- **Input data**:
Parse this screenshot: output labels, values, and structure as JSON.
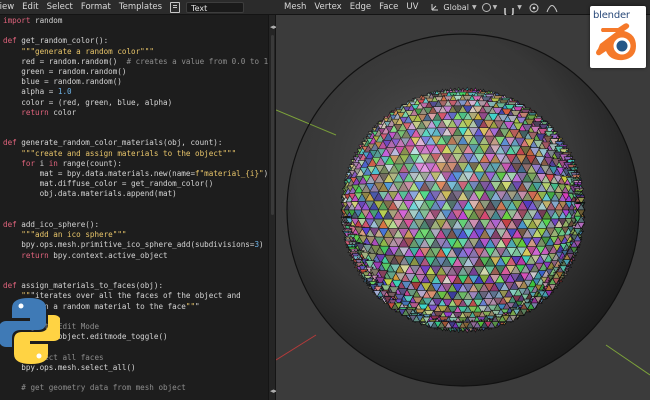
{
  "menubar": {
    "left_items": [
      "View",
      "Edit",
      "Select",
      "Format",
      "Templates"
    ],
    "text_block_name": "Text",
    "right_items": [
      "Mesh",
      "Vertex",
      "Edge",
      "Face",
      "UV"
    ],
    "transform_orientation": "Global"
  },
  "branding": {
    "blender_wordmark": "blender"
  },
  "colors": {
    "accent_orange": "#f5792a",
    "blender_blue": "#265787",
    "python_blue": "#3f7ab6",
    "python_yellow": "#ffd343"
  },
  "editor": {
    "lines": [
      "import random",
      "",
      "def get_random_color():",
      "    \"\"\"generate a random color\"\"\"",
      "    red = random.random()  # creates a value from 0.0 to 1.0",
      "    green = random.random()",
      "    blue = random.random()",
      "    alpha = 1.0",
      "    color = (red, green, blue, alpha)",
      "    return color",
      "",
      "",
      "def generate_random_color_materials(obj, count):",
      "    \"\"\"create and assign materials to the object\"\"\"",
      "    for i in range(count):",
      "        mat = bpy.data.materials.new(name=f\"material_{i}\")",
      "        mat.diffuse_color = get_random_color()",
      "        obj.data.materials.append(mat)",
      "",
      "",
      "def add_ico_sphere():",
      "    \"\"\"add an ico sphere\"\"\"",
      "    bpy.ops.mesh.primitive_ico_sphere_add(subdivisions=3)",
      "    return bpy.context.active_object",
      "",
      "",
      "def assign_materials_to_faces(obj):",
      "    \"\"\"iterates over all the faces of the object and",
      "    assign a random material to the face\"\"\"",
      "",
      "    # go to Edit Mode",
      "    bpy.ops.object.editmode_toggle()",
      "",
      "    # select all faces",
      "    bpy.ops.mesh.select_all()",
      "",
      "    # get geometry data from mesh object"
    ]
  }
}
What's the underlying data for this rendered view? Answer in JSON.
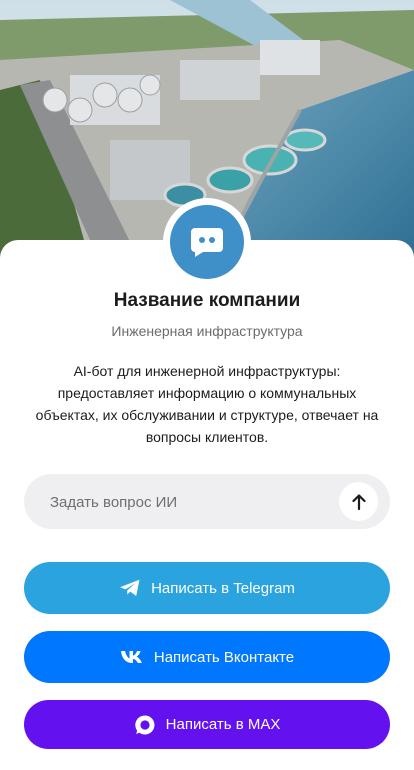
{
  "company": {
    "name": "Название компании",
    "subtitle": "Инженерная инфраструктура",
    "description": "AI-бот для инженерной инфраструктуры: предоставляет информацию о коммунальных объектах, их обслуживании и структуре, отвечает на вопросы клиентов."
  },
  "ask": {
    "placeholder": "Задать вопрос ИИ",
    "value": ""
  },
  "buttons": {
    "telegram": {
      "label": "Написать в Telegram",
      "color": "#2aa3de"
    },
    "vk": {
      "label": "Написать Вконтакте",
      "color": "#0077ff"
    },
    "max": {
      "label": "Написать в MAX",
      "color": "#6411f0"
    }
  },
  "icons": {
    "avatar": "chat-bubble-icon",
    "send": "arrow-up-icon",
    "telegram": "telegram-icon",
    "vk": "vk-icon",
    "max": "max-icon"
  }
}
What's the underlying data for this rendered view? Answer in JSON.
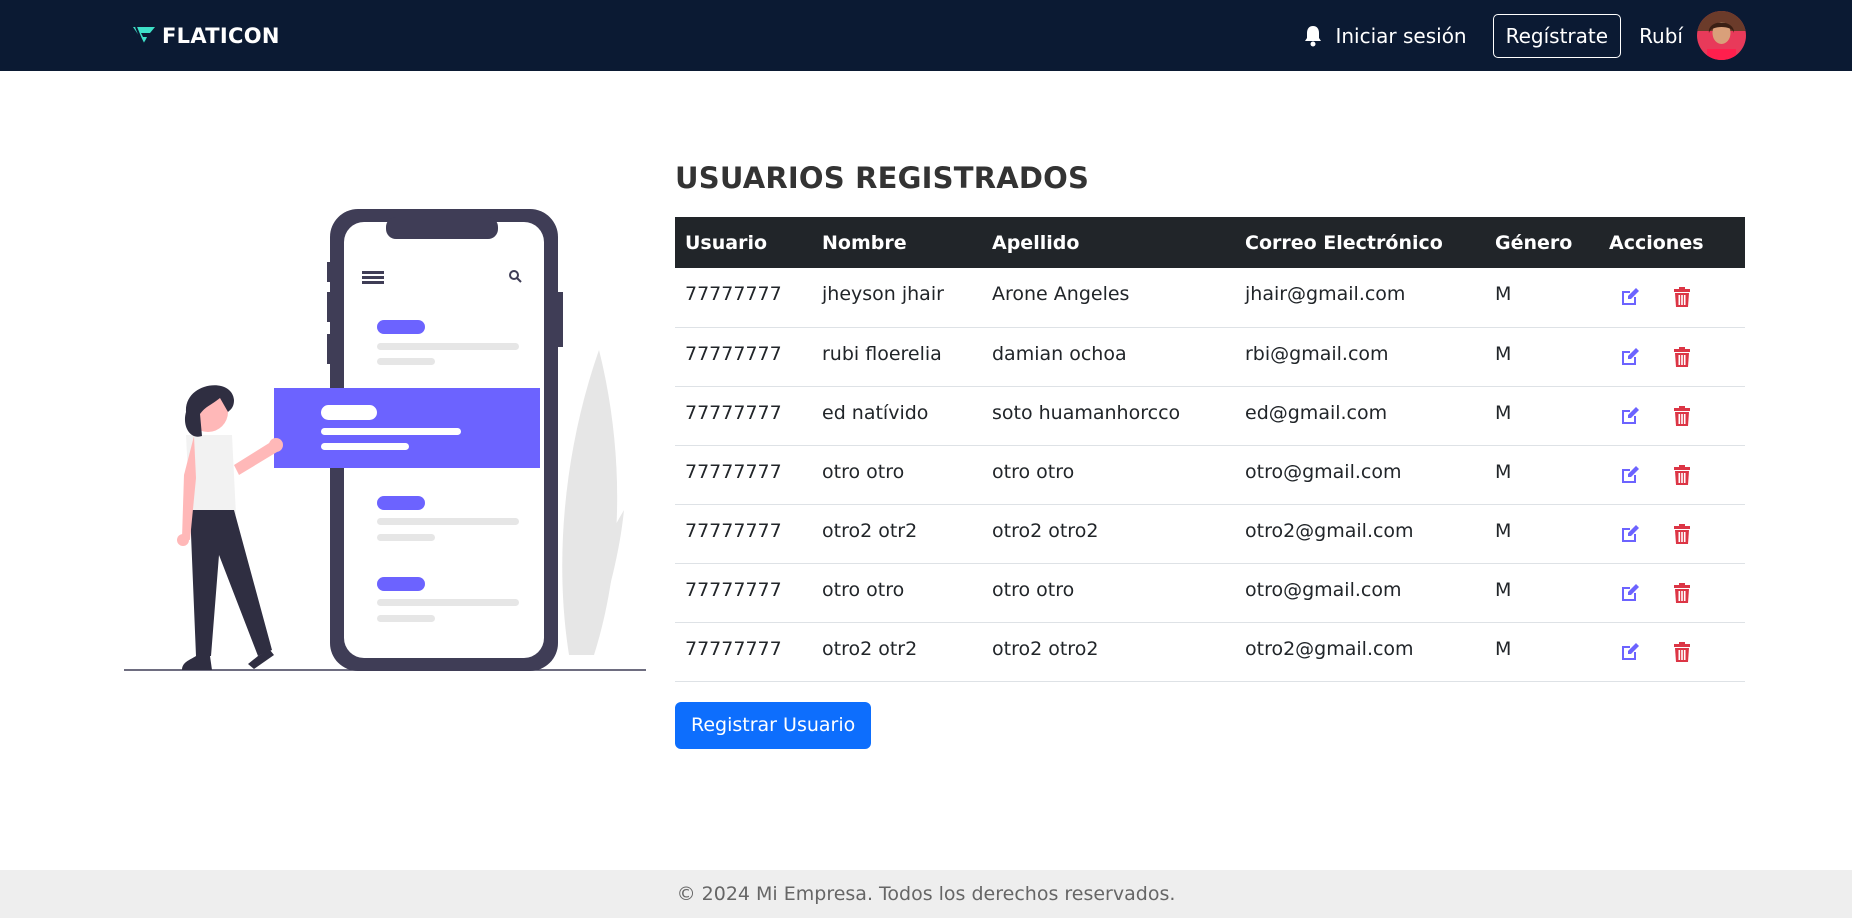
{
  "nav": {
    "brand": "FLATICON",
    "login_label": "Iniciar sesión",
    "register_label": "Regístrate",
    "user_name": "Rubí"
  },
  "main": {
    "title": "USUARIOS REGISTRADOS",
    "columns": [
      "Usuario",
      "Nombre",
      "Apellido",
      "Correo Electrónico",
      "Género",
      "Acciones"
    ],
    "rows": [
      [
        "77777777",
        "jheyson jhair",
        "Arone Angeles",
        "jhair@gmail.com",
        "M"
      ],
      [
        "77777777",
        "rubi floerelia",
        "damian ochoa",
        "rbi@gmail.com",
        "M"
      ],
      [
        "77777777",
        "ed natívido",
        "soto huamanhorcco",
        "ed@gmail.com",
        "M"
      ],
      [
        "77777777",
        "otro otro",
        "otro otro",
        "otro@gmail.com",
        "M"
      ],
      [
        "77777777",
        "otro2 otr2",
        "otro2 otro2",
        "otro2@gmail.com",
        "M"
      ],
      [
        "77777777",
        "otro otro",
        "otro otro",
        "otro@gmail.com",
        "M"
      ],
      [
        "77777777",
        "otro2 otr2",
        "otro2 otro2",
        "otro2@gmail.com",
        "M"
      ]
    ],
    "register_button": "Registrar Usuario"
  },
  "footer": {
    "text": "© 2024 Mi Empresa. Todos los derechos reservados."
  },
  "icons": {
    "edit": "edit-icon",
    "delete": "trash-icon",
    "bell": "bell-icon"
  },
  "colors": {
    "navbar": "#0b1a33",
    "accent_purple": "#6c63ff",
    "delete_red": "#dc3545",
    "primary_blue": "#0d6efd",
    "table_header": "#212529"
  }
}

- **What is being asked**:
Transcribe the preceding listing in its entirety and with exact wording, leaving out pictures.

- **Result**:
Parse this screenshot: output labels, values, and structure as JSON.
{
  "menubar": {
    "left_items": [
      "View",
      "Edit",
      "Select",
      "Format",
      "Templates"
    ],
    "text_block_name": "Text",
    "right_items": [
      "Mesh",
      "Vertex",
      "Edge",
      "Face",
      "UV"
    ],
    "transform_orientation": "Global"
  },
  "branding": {
    "blender_wordmark": "blender"
  },
  "colors": {
    "accent_orange": "#f5792a",
    "blender_blue": "#265787",
    "python_blue": "#3f7ab6",
    "python_yellow": "#ffd343"
  },
  "editor": {
    "lines": [
      "import random",
      "",
      "def get_random_color():",
      "    \"\"\"generate a random color\"\"\"",
      "    red = random.random()  # creates a value from 0.0 to 1.0",
      "    green = random.random()",
      "    blue = random.random()",
      "    alpha = 1.0",
      "    color = (red, green, blue, alpha)",
      "    return color",
      "",
      "",
      "def generate_random_color_materials(obj, count):",
      "    \"\"\"create and assign materials to the object\"\"\"",
      "    for i in range(count):",
      "        mat = bpy.data.materials.new(name=f\"material_{i}\")",
      "        mat.diffuse_color = get_random_color()",
      "        obj.data.materials.append(mat)",
      "",
      "",
      "def add_ico_sphere():",
      "    \"\"\"add an ico sphere\"\"\"",
      "    bpy.ops.mesh.primitive_ico_sphere_add(subdivisions=3)",
      "    return bpy.context.active_object",
      "",
      "",
      "def assign_materials_to_faces(obj):",
      "    \"\"\"iterates over all the faces of the object and",
      "    assign a random material to the face\"\"\"",
      "",
      "    # go to Edit Mode",
      "    bpy.ops.object.editmode_toggle()",
      "",
      "    # select all faces",
      "    bpy.ops.mesh.select_all()",
      "",
      "    # get geometry data from mesh object"
    ]
  }
}
What's the underlying data for this rendered view? Answer in JSON.
{
  "company": {
    "name": "Название компании",
    "subtitle": "Инженерная инфраструктура",
    "description": "AI-бот для инженерной инфраструктуры: предоставляет информацию о коммунальных объектах, их обслуживании и структуре, отвечает на вопросы клиентов."
  },
  "ask": {
    "placeholder": "Задать вопрос ИИ",
    "value": ""
  },
  "buttons": {
    "telegram": {
      "label": "Написать в Telegram",
      "color": "#2aa3de"
    },
    "vk": {
      "label": "Написать Вконтакте",
      "color": "#0077ff"
    },
    "max": {
      "label": "Написать в MAX",
      "color": "#6411f0"
    }
  },
  "icons": {
    "avatar": "chat-bubble-icon",
    "send": "arrow-up-icon",
    "telegram": "telegram-icon",
    "vk": "vk-icon",
    "max": "max-icon"
  }
}
What's the underlying data for this rendered view? Answer in JSON.
{
  "nav": {
    "brand": "FLATICON",
    "login_label": "Iniciar sesión",
    "register_label": "Regístrate",
    "user_name": "Rubí"
  },
  "main": {
    "title": "USUARIOS REGISTRADOS",
    "columns": [
      "Usuario",
      "Nombre",
      "Apellido",
      "Correo Electrónico",
      "Género",
      "Acciones"
    ],
    "rows": [
      [
        "77777777",
        "jheyson jhair",
        "Arone Angeles",
        "jhair@gmail.com",
        "M"
      ],
      [
        "77777777",
        "rubi floerelia",
        "damian ochoa",
        "rbi@gmail.com",
        "M"
      ],
      [
        "77777777",
        "ed natívido",
        "soto huamanhorcco",
        "ed@gmail.com",
        "M"
      ],
      [
        "77777777",
        "otro otro",
        "otro otro",
        "otro@gmail.com",
        "M"
      ],
      [
        "77777777",
        "otro2 otr2",
        "otro2 otro2",
        "otro2@gmail.com",
        "M"
      ],
      [
        "77777777",
        "otro otro",
        "otro otro",
        "otro@gmail.com",
        "M"
      ],
      [
        "77777777",
        "otro2 otr2",
        "otro2 otro2",
        "otro2@gmail.com",
        "M"
      ]
    ],
    "register_button": "Registrar Usuario"
  },
  "footer": {
    "text": "© 2024 Mi Empresa. Todos los derechos reservados."
  },
  "icons": {
    "edit": "edit-icon",
    "delete": "trash-icon",
    "bell": "bell-icon"
  },
  "colors": {
    "navbar": "#0b1a33",
    "accent_purple": "#6c63ff",
    "delete_red": "#dc3545",
    "primary_blue": "#0d6efd",
    "table_header": "#212529"
  }
}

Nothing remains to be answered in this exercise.